▶ _Stored data_:
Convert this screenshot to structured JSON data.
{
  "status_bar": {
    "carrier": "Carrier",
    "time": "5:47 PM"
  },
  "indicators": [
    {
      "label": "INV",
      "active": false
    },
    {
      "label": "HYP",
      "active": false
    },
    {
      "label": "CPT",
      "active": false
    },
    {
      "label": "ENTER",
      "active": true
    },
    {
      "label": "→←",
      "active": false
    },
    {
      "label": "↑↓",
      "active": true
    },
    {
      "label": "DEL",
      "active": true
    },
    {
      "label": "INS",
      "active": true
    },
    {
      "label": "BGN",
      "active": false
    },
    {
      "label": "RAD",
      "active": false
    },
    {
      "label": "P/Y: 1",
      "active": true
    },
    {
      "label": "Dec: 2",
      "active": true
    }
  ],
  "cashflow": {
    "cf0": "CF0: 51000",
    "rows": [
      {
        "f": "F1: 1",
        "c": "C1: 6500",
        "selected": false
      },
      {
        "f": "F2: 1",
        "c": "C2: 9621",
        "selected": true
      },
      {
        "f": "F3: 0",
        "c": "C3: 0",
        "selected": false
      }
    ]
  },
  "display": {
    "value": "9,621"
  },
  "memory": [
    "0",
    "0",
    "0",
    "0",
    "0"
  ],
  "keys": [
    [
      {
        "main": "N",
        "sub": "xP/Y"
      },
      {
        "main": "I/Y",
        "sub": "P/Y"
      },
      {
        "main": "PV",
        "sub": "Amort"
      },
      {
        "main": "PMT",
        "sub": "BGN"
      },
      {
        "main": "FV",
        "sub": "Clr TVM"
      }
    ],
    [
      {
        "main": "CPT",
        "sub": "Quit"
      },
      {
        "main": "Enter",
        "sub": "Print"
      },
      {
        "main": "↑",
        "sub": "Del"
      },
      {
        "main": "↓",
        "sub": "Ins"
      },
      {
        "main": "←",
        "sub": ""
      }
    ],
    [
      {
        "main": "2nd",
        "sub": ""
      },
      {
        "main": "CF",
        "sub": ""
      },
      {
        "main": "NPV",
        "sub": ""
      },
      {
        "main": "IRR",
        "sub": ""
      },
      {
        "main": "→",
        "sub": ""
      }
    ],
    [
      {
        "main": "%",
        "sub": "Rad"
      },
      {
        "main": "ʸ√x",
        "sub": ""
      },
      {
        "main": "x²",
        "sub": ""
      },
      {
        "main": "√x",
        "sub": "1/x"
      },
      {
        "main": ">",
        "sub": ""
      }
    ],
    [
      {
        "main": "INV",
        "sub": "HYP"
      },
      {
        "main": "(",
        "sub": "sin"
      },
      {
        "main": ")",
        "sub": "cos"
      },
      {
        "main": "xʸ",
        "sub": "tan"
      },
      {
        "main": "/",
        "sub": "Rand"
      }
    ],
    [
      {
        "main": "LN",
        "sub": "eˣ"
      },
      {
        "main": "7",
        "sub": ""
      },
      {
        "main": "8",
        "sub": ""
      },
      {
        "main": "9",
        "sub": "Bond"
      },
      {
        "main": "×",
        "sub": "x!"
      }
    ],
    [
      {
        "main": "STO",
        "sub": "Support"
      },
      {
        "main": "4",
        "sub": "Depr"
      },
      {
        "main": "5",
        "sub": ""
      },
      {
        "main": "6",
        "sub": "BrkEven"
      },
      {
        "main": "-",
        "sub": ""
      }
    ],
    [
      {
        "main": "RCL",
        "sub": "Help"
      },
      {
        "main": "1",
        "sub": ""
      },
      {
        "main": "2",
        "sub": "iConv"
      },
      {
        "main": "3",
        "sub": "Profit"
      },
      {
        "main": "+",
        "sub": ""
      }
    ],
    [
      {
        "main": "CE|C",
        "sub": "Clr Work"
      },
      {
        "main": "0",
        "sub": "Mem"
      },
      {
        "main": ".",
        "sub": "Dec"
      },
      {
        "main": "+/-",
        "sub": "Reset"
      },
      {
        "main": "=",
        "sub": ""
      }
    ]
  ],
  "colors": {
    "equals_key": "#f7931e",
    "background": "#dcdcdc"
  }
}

▶ _INSTRUCTIONS FOR THE TASK_:
Pull every line containing "label" out of the records.

▶ _RESULT OF THE EXERCISE_:
      "label": "INV",
      "label": "HYP",
      "label": "CPT",
      "label": "ENTER",
      "label": "→←",
      "label": "↑↓",
      "label": "DEL",
      "label": "INS",
      "label": "BGN",
      "label": "RAD",
      "label": "P/Y: 1",
      "label": "Dec: 2",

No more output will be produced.